>> Begin Dataset extract
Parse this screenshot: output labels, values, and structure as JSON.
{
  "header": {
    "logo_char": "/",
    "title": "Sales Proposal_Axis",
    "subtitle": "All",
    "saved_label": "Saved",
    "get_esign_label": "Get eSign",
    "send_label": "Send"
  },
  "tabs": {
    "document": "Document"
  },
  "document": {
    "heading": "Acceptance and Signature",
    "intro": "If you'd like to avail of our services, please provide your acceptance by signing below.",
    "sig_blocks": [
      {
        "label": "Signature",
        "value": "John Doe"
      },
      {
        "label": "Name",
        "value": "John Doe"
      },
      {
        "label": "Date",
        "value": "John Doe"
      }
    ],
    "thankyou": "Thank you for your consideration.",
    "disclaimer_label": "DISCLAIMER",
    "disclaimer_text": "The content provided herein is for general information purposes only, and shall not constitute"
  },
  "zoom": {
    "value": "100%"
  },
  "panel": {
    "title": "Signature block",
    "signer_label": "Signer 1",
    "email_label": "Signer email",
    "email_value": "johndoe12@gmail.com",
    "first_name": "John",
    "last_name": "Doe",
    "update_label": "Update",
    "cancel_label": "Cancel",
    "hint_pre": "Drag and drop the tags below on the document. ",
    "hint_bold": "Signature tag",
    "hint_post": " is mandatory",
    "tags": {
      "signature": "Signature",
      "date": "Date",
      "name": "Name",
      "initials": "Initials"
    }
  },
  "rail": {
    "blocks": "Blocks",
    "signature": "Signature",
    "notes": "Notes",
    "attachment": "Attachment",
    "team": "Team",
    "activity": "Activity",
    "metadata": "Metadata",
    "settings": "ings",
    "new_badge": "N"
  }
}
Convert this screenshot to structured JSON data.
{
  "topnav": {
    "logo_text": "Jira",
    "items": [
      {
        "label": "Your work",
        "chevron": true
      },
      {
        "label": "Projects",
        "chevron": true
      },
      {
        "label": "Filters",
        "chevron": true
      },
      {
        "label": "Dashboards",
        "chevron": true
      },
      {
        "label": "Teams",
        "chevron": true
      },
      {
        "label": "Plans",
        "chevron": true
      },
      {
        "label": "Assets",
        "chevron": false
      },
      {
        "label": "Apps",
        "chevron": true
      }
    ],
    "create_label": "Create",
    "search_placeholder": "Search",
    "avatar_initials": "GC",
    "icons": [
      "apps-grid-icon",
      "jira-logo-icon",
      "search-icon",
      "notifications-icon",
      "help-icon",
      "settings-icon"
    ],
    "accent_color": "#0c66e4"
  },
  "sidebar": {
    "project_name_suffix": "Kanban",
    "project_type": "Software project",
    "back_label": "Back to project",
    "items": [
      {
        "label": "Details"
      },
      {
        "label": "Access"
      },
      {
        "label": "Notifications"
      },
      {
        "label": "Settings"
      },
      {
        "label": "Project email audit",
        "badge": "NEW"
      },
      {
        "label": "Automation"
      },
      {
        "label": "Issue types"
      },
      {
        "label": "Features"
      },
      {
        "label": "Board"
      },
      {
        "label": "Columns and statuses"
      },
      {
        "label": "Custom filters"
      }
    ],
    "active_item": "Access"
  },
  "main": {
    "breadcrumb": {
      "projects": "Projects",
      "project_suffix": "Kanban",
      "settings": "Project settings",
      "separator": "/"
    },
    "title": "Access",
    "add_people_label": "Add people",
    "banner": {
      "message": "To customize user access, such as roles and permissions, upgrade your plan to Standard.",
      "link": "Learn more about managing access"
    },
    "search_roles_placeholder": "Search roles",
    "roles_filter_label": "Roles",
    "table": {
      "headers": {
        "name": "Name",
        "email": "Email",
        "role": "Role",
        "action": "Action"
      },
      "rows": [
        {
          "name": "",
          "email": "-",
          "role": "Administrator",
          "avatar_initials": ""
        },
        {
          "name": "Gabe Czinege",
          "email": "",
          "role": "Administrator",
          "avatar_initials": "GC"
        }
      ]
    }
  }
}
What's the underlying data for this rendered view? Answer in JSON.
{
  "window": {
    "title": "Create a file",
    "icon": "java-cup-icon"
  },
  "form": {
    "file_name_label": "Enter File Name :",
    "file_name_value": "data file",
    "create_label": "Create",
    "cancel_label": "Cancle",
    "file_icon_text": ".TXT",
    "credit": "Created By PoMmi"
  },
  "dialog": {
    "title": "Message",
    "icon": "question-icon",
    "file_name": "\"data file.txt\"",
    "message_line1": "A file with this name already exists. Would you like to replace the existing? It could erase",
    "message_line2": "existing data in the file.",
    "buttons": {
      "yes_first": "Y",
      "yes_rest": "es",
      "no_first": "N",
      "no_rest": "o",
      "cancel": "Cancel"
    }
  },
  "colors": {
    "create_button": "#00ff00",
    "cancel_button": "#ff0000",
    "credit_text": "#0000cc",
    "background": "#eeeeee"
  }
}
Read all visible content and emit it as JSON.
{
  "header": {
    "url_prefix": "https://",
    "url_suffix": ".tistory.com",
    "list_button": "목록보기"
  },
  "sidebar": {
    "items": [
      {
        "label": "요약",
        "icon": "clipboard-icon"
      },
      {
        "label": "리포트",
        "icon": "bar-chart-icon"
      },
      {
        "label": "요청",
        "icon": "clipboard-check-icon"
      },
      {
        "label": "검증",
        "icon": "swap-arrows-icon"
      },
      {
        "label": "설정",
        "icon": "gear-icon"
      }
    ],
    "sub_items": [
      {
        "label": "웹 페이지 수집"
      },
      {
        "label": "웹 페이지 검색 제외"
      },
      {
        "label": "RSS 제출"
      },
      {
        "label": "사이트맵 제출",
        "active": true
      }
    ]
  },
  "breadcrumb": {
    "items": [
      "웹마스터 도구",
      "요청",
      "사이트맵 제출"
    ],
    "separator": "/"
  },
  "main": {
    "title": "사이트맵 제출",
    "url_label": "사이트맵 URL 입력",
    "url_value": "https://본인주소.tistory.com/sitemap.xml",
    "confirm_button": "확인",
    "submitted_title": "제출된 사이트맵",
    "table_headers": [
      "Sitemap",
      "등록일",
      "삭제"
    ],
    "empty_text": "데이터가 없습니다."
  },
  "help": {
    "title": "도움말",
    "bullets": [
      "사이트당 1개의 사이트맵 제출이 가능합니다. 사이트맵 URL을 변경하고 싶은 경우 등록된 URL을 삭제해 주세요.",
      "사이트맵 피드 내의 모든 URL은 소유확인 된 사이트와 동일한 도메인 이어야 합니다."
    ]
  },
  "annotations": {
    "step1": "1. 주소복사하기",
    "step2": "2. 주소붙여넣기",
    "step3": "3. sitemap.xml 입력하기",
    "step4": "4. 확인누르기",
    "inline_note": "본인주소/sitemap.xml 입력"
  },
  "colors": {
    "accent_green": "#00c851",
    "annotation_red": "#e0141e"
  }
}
>> End Dataset extract
Given request:
Repeat every record, keeping each word and mark exactly as it is.

Task output:
Parse this screenshot: output labels, values, and structure as JSON.
{
  "header": {
    "logo_char": "/",
    "title": "Sales Proposal_Axis",
    "subtitle": "All",
    "saved_label": "Saved",
    "get_esign_label": "Get eSign",
    "send_label": "Send"
  },
  "tabs": {
    "document": "Document"
  },
  "document": {
    "heading": "Acceptance and Signature",
    "intro": "If you'd like to avail of our services, please provide your acceptance by signing below.",
    "sig_blocks": [
      {
        "label": "Signature",
        "value": "John Doe"
      },
      {
        "label": "Name",
        "value": "John Doe"
      },
      {
        "label": "Date",
        "value": "John Doe"
      }
    ],
    "thankyou": "Thank you for your consideration.",
    "disclaimer_label": "DISCLAIMER",
    "disclaimer_text": "The content provided herein is for general information purposes only, and shall not constitute"
  },
  "zoom": {
    "value": "100%"
  },
  "panel": {
    "title": "Signature block",
    "signer_label": "Signer 1",
    "email_label": "Signer email",
    "email_value": "johndoe12@gmail.com",
    "first_name": "John",
    "last_name": "Doe",
    "update_label": "Update",
    "cancel_label": "Cancel",
    "hint_pre": "Drag and drop the tags below on the document. ",
    "hint_bold": "Signature tag",
    "hint_post": " is mandatory",
    "tags": {
      "signature": "Signature",
      "date": "Date",
      "name": "Name",
      "initials": "Initials"
    }
  },
  "rail": {
    "blocks": "Blocks",
    "signature": "Signature",
    "notes": "Notes",
    "attachment": "Attachment",
    "team": "Team",
    "activity": "Activity",
    "metadata": "Metadata",
    "settings": "ings",
    "new_badge": "N"
  }
}
Convert this screenshot to structured JSON data.
{
  "topnav": {
    "logo_text": "Jira",
    "items": [
      {
        "label": "Your work",
        "chevron": true
      },
      {
        "label": "Projects",
        "chevron": true
      },
      {
        "label": "Filters",
        "chevron": true
      },
      {
        "label": "Dashboards",
        "chevron": true
      },
      {
        "label": "Teams",
        "chevron": true
      },
      {
        "label": "Plans",
        "chevron": true
      },
      {
        "label": "Assets",
        "chevron": false
      },
      {
        "label": "Apps",
        "chevron": true
      }
    ],
    "create_label": "Create",
    "search_placeholder": "Search",
    "avatar_initials": "GC",
    "icons": [
      "apps-grid-icon",
      "jira-logo-icon",
      "search-icon",
      "notifications-icon",
      "help-icon",
      "settings-icon"
    ],
    "accent_color": "#0c66e4"
  },
  "sidebar": {
    "project_name_suffix": "Kanban",
    "project_type": "Software project",
    "back_label": "Back to project",
    "items": [
      {
        "label": "Details"
      },
      {
        "label": "Access"
      },
      {
        "label": "Notifications"
      },
      {
        "label": "Settings"
      },
      {
        "label": "Project email audit",
        "badge": "NEW"
      },
      {
        "label": "Automation"
      },
      {
        "label": "Issue types"
      },
      {
        "label": "Features"
      },
      {
        "label": "Board"
      },
      {
        "label": "Columns and statuses"
      },
      {
        "label": "Custom filters"
      }
    ],
    "active_item": "Access"
  },
  "main": {
    "breadcrumb": {
      "projects": "Projects",
      "project_suffix": "Kanban",
      "settings": "Project settings",
      "separator": "/"
    },
    "title": "Access",
    "add_people_label": "Add people",
    "banner": {
      "message": "To customize user access, such as roles and permissions, upgrade your plan to Standard.",
      "link": "Learn more about managing access"
    },
    "search_roles_placeholder": "Search roles",
    "roles_filter_label": "Roles",
    "table": {
      "headers": {
        "name": "Name",
        "email": "Email",
        "role": "Role",
        "action": "Action"
      },
      "rows": [
        {
          "name": "",
          "email": "-",
          "role": "Administrator",
          "avatar_initials": ""
        },
        {
          "name": "Gabe Czinege",
          "email": "",
          "role": "Administrator",
          "avatar_initials": "GC"
        }
      ]
    }
  }
}
What's the underlying data for this rendered view? Answer in JSON.
{
  "window": {
    "title": "Create a file",
    "icon": "java-cup-icon"
  },
  "form": {
    "file_name_label": "Enter File Name :",
    "file_name_value": "data file",
    "create_label": "Create",
    "cancel_label": "Cancle",
    "file_icon_text": ".TXT",
    "credit": "Created By PoMmi"
  },
  "dialog": {
    "title": "Message",
    "icon": "question-icon",
    "file_name": "\"data file.txt\"",
    "message_line1": "A file with this name already exists. Would you like to replace the existing? It could erase",
    "message_line2": "existing data in the file.",
    "buttons": {
      "yes_first": "Y",
      "yes_rest": "es",
      "no_first": "N",
      "no_rest": "o",
      "cancel": "Cancel"
    }
  },
  "colors": {
    "create_button": "#00ff00",
    "cancel_button": "#ff0000",
    "credit_text": "#0000cc",
    "background": "#eeeeee"
  }
}
Read all visible content and emit it as JSON.
{
  "header": {
    "url_prefix": "https://",
    "url_suffix": ".tistory.com",
    "list_button": "목록보기"
  },
  "sidebar": {
    "items": [
      {
        "label": "요약",
        "icon": "clipboard-icon"
      },
      {
        "label": "리포트",
        "icon": "bar-chart-icon"
      },
      {
        "label": "요청",
        "icon": "clipboard-check-icon"
      },
      {
        "label": "검증",
        "icon": "swap-arrows-icon"
      },
      {
        "label": "설정",
        "icon": "gear-icon"
      }
    ],
    "sub_items": [
      {
        "label": "웹 페이지 수집"
      },
      {
        "label": "웹 페이지 검색 제외"
      },
      {
        "label": "RSS 제출"
      },
      {
        "label": "사이트맵 제출",
        "active": true
      }
    ]
  },
  "breadcrumb": {
    "items": [
      "웹마스터 도구",
      "요청",
      "사이트맵 제출"
    ],
    "separator": "/"
  },
  "main": {
    "title": "사이트맵 제출",
    "url_label": "사이트맵 URL 입력",
    "url_value": "https://본인주소.tistory.com/sitemap.xml",
    "confirm_button": "확인",
    "submitted_title": "제출된 사이트맵",
    "table_headers": [
      "Sitemap",
      "등록일",
      "삭제"
    ],
    "empty_text": "데이터가 없습니다."
  },
  "help": {
    "title": "도움말",
    "bullets": [
      "사이트당 1개의 사이트맵 제출이 가능합니다. 사이트맵 URL을 변경하고 싶은 경우 등록된 URL을 삭제해 주세요.",
      "사이트맵 피드 내의 모든 URL은 소유확인 된 사이트와 동일한 도메인 이어야 합니다."
    ]
  },
  "annotations": {
    "step1": "1. 주소복사하기",
    "step2": "2. 주소붙여넣기",
    "step3": "3. sitemap.xml 입력하기",
    "step4": "4. 확인누르기",
    "inline_note": "본인주소/sitemap.xml 입력"
  },
  "colors": {
    "accent_green": "#00c851",
    "annotation_red": "#e0141e"
  }
}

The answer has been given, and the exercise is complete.